▶ **Aim**: Reproduce the listing below verbatim.

▶ **Extracted data**:
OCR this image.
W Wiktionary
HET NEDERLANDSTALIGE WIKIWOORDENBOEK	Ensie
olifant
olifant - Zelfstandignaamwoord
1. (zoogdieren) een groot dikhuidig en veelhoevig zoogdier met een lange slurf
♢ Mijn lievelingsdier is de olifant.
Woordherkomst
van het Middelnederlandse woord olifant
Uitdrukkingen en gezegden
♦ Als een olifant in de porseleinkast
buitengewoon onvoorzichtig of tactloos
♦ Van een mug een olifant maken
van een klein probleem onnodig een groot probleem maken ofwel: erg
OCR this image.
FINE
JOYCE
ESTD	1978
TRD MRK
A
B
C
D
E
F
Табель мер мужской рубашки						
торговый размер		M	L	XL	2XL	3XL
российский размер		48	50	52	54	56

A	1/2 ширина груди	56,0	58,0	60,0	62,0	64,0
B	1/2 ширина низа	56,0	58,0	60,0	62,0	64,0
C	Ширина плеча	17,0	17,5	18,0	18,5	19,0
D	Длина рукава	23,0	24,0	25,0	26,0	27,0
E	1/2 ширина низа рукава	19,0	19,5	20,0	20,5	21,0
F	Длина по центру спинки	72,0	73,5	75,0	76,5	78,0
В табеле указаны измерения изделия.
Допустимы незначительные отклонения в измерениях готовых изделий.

▶ **Expected answer**:
OCR this image.
W Wiktionary
HET NEDERLANDSTALIGE WIKIWOORDENBOEK	Ensie
olifant
olifant - Zelfstandignaamwoord
1. (zoogdieren) een groot dikhuidig en veelhoevig zoogdier met een lange slurf
♢ Mijn lievelingsdier is de olifant.
Woordherkomst
van het Middelnederlandse woord olifant
Uitdrukkingen en gezegden
♦ Als een olifant in de porseleinkast
buitengewoon onvoorzichtig of tactloos
♦ Van een mug een olifant maken
van een klein probleem onnodig een groot probleem maken ofwel: erg
OCR this image.
FINE
JOYCE
ESTD	1978
TRD MRK
A
B
C
D
E
F
Табель мер мужской рубашки						
торговый размер		M	L	XL	2XL	3XL
российский размер		48	50	52	54	56

A	1/2 ширина груди	56,0	58,0	60,0	62,0	64,0
B	1/2 ширина низа	56,0	58,0	60,0	62,0	64,0
C	Ширина плеча	17,0	17,5	18,0	18,5	19,0
D	Длина рукава	23,0	24,0	25,0	26,0	27,0
E	1/2 ширина низа рукава	19,0	19,5	20,0	20,5	21,0
F	Длина по центру спинки	72,0	73,5	75,0	76,5	78,0
В табеле указаны измерения изделия.
Допустимы незначительные отклонения в измерениях готовых изделий.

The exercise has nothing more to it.